## START TASK DATA

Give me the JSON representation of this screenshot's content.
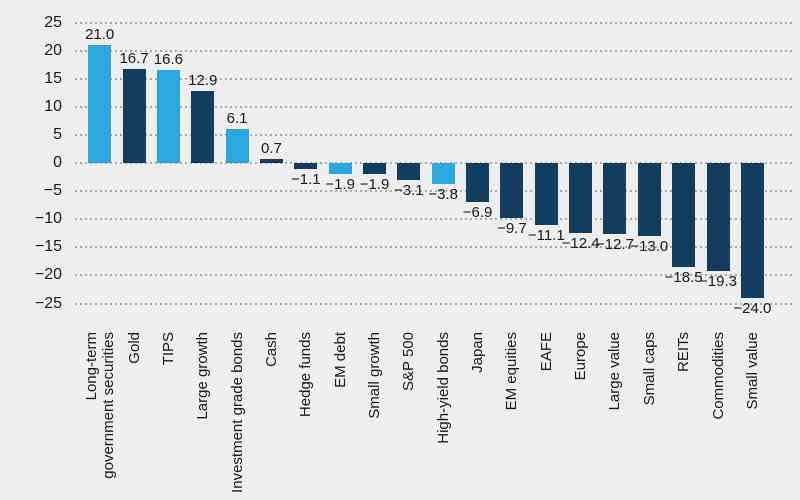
{
  "page": {
    "background_color": "#EEEEEE",
    "text_color": "#1A1A1A",
    "gridline_color": "#AAAAAA"
  },
  "chart_data": {
    "type": "bar",
    "title": "",
    "xlabel": "",
    "ylabel": "",
    "categories": [
      "Long-term\ngovernment securities",
      "Gold",
      "TIPS",
      "Large growth",
      "Investment grade bonds",
      "Cash",
      "Hedge funds",
      "EM debt",
      "Small growth",
      "S&P 500",
      "High-yield bonds",
      "Japan",
      "EM equities",
      "EAFE",
      "Europe",
      "Large value",
      "Small caps",
      "REITs",
      "Commodities",
      "Small value"
    ],
    "values": [
      21.0,
      16.7,
      16.6,
      12.9,
      6.1,
      0.7,
      -1.1,
      -1.9,
      -1.9,
      -3.1,
      -3.8,
      -6.9,
      -9.7,
      -11.1,
      -12.4,
      -12.7,
      -13.0,
      -18.5,
      -19.3,
      -24.0
    ],
    "bar_colors": [
      "light",
      "dark",
      "light",
      "dark",
      "light",
      "dark",
      "dark",
      "light",
      "dark",
      "dark",
      "light",
      "dark",
      "dark",
      "dark",
      "dark",
      "dark",
      "dark",
      "dark",
      "dark",
      "dark"
    ],
    "palette": {
      "light": "#2BA7E0",
      "dark": "#123D5E"
    },
    "ylim": [
      -25,
      25
    ],
    "yticks": [
      25,
      20,
      15,
      10,
      5,
      0,
      -5,
      -10,
      -15,
      -20,
      -25
    ],
    "grid": "horizontal-dotted",
    "legend": "none",
    "value_label_format": "one-decimal",
    "category_label_rotation_deg": 90
  }
}
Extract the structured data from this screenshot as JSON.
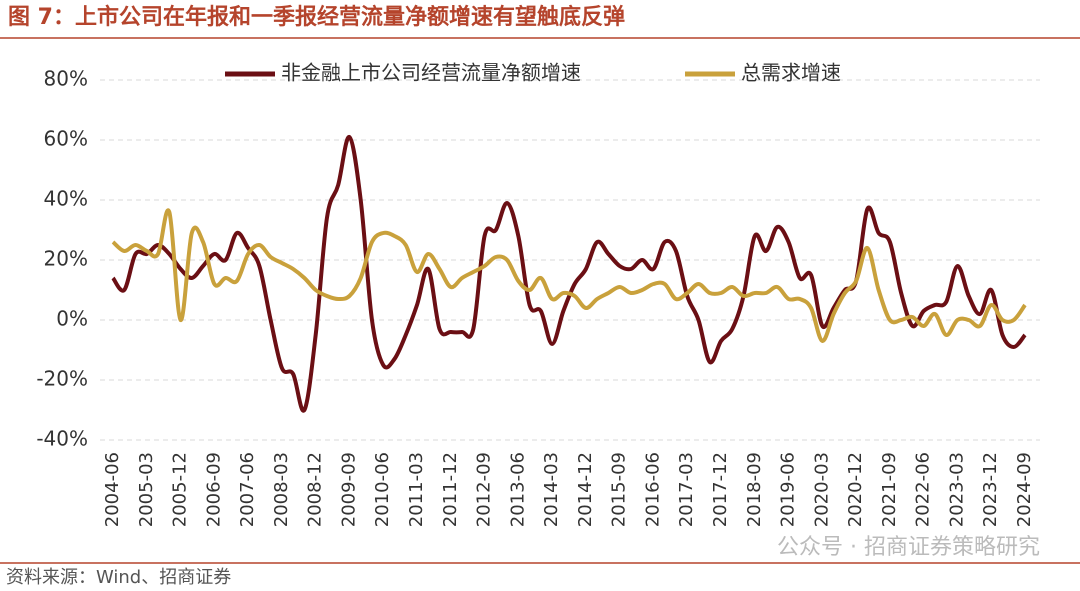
{
  "chart_data": {
    "type": "line",
    "title": "图 7：上市公司在年报和一季报经营流量净额增速有望触底反弹",
    "source": "资料来源：Wind、招商证券",
    "watermark": "公众号 · 招商证券策略研究",
    "categories": [
      "2004-06",
      null,
      null,
      "2005-03",
      null,
      null,
      "2005-12",
      null,
      null,
      "2006-09",
      null,
      null,
      "2007-06",
      null,
      null,
      "2008-03",
      null,
      null,
      "2008-12",
      null,
      null,
      "2009-09",
      null,
      null,
      "2010-06",
      null,
      null,
      "2011-03",
      null,
      null,
      "2011-12",
      null,
      null,
      "2012-09",
      null,
      null,
      "2013-06",
      null,
      null,
      "2014-03",
      null,
      null,
      "2014-12",
      null,
      null,
      "2015-09",
      null,
      null,
      "2016-06",
      null,
      null,
      "2017-03",
      null,
      null,
      "2017-12",
      null,
      null,
      "2018-09",
      null,
      null,
      "2019-06",
      null,
      null,
      "2020-03",
      null,
      null,
      "2020-12",
      null,
      null,
      "2021-09",
      null,
      null,
      "2022-06",
      null,
      null,
      "2023-03",
      null,
      null,
      "2023-12",
      null,
      null,
      "2024-09"
    ],
    "series": [
      {
        "name": "非金融上市公司经营流量净额增速",
        "color": "#6b0f14",
        "values": [
          14,
          10,
          22,
          22,
          25,
          22,
          17,
          14,
          18,
          22,
          20,
          29,
          24,
          18,
          0,
          -16,
          -18,
          -30,
          -5,
          34,
          45,
          61,
          40,
          0,
          -15,
          -13,
          -5,
          5,
          17,
          -3,
          -4,
          -4,
          -3,
          28,
          30,
          39,
          28,
          5,
          3,
          -8,
          3,
          12,
          17,
          26,
          22,
          18,
          17,
          20,
          17,
          26,
          23,
          8,
          0,
          -14,
          -7,
          -3,
          8,
          28,
          23,
          31,
          26,
          14,
          15,
          -2,
          4,
          10,
          13,
          37,
          29,
          26,
          9,
          -2,
          3,
          5,
          6,
          18,
          8,
          2,
          10,
          -5,
          -9,
          -5
        ]
      },
      {
        "name": "总需求增速",
        "color": "#c9a13c",
        "values": [
          26,
          23,
          25,
          23,
          22,
          36,
          0,
          29,
          26,
          12,
          14,
          13,
          22,
          25,
          21,
          19,
          17,
          14,
          10,
          8,
          7,
          8,
          14,
          26,
          29,
          28,
          25,
          16,
          22,
          17,
          11,
          14,
          16,
          18,
          21,
          20,
          13,
          10,
          14,
          7,
          9,
          8,
          4,
          7,
          9,
          11,
          9,
          10,
          12,
          12,
          7,
          9,
          12,
          9,
          9,
          11,
          8,
          9,
          9,
          11,
          7,
          7,
          4,
          -7,
          2,
          9,
          13,
          24,
          10,
          0,
          0,
          1,
          -2,
          2,
          -5,
          0,
          0,
          -2,
          5,
          0,
          0,
          5
        ]
      }
    ],
    "ylim": [
      -40,
      80
    ],
    "yticks": [
      {
        "value": -40,
        "label": "-40%"
      },
      {
        "value": -20,
        "label": "-20%"
      },
      {
        "value": 0,
        "label": "0%"
      },
      {
        "value": 20,
        "label": "20%"
      },
      {
        "value": 40,
        "label": "40%"
      },
      {
        "value": 60,
        "label": "60%"
      },
      {
        "value": 80,
        "label": "80%"
      }
    ],
    "grid": true,
    "legend": "top"
  }
}
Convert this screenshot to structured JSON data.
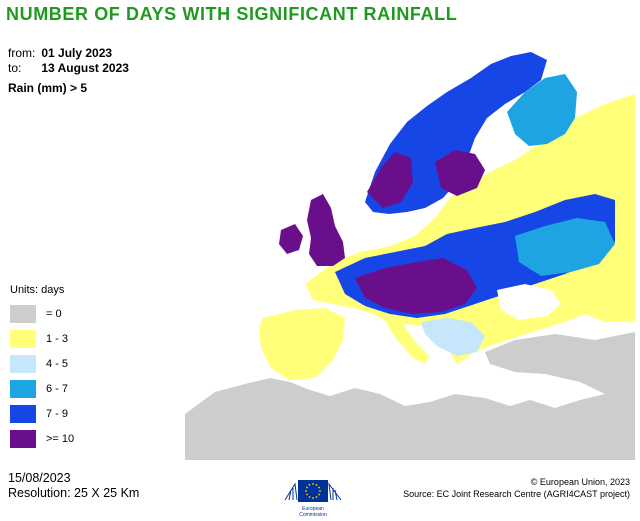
{
  "title": "NUMBER OF DAYS WITH SIGNIFICANT RAINFALL",
  "period": {
    "from_label": "from:",
    "from_value": "01 July 2023",
    "to_label": "to:",
    "to_value": "13 August 2023"
  },
  "threshold": "Rain (mm) > 5",
  "legend": {
    "units": "Units: days",
    "classes": [
      {
        "label": "= 0",
        "color": "#cdcdcd"
      },
      {
        "label": "1 - 3",
        "color": "#ffff7a"
      },
      {
        "label": "4 - 5",
        "color": "#c6e6fb"
      },
      {
        "label": "6 - 7",
        "color": "#1ea4e2"
      },
      {
        "label": "7 - 9",
        "color": "#1646e6"
      },
      {
        "label": ">= 10",
        "color": "#6a0f8c"
      }
    ]
  },
  "footer": {
    "date": "15/08/2023",
    "resolution": "Resolution: 25 X 25 Km",
    "copyright": "© European Union, 2023",
    "source": "Source: EC Joint Research Centre (AGRI4CAST project)"
  },
  "logo": {
    "line1": "European",
    "line2": "Commission"
  },
  "colors": {
    "title": "#1f9a1f",
    "flag": "#003399",
    "star": "#ffcc00"
  }
}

## END TASK DATA

WHAT NEEDS TO BE DONE:
Using the records above, copy each line that contains "European".

ANSWER TO THIS PROBLEM:
    "copyright": "© European Union, 2023",
    "line1": "European",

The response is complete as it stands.